* [THE PROBLEM]: Reproduce the entries exactly.

···

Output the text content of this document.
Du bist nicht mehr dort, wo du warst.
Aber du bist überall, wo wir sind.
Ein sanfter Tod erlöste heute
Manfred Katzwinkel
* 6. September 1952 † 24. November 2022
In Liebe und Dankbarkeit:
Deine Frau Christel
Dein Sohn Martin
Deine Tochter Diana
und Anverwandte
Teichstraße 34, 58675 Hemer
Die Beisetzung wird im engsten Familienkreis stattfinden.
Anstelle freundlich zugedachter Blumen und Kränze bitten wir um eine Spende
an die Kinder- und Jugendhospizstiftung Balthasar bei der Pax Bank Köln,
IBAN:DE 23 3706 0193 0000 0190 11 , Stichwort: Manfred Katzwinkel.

···

* [EXERCISE ANSWER]:
Output the text content of this document.
Du bist nicht mehr dort, wo du warst.
Aber du bist überall, wo wir sind.
Ein sanfter Tod erlöste heute
Manfred Katzwinkel
* 6. September 1952 † 24. November 2022
In Liebe und Dankbarkeit:
Deine Frau Christel
Dein Sohn Martin
Deine Tochter Diana
und Anverwandte
Teichstraße 34, 58675 Hemer
Die Beisetzung wird im engsten Familienkreis stattfinden.
Anstelle freundlich zugedachter Blumen und Kränze bitten wir um eine Spende
an die Kinder- und Jugendhospizstiftung Balthasar bei der Pax Bank Köln,
IBAN:DE 23 3706 0193 0000 0190 11 , Stichwort: Manfred Katzwinkel.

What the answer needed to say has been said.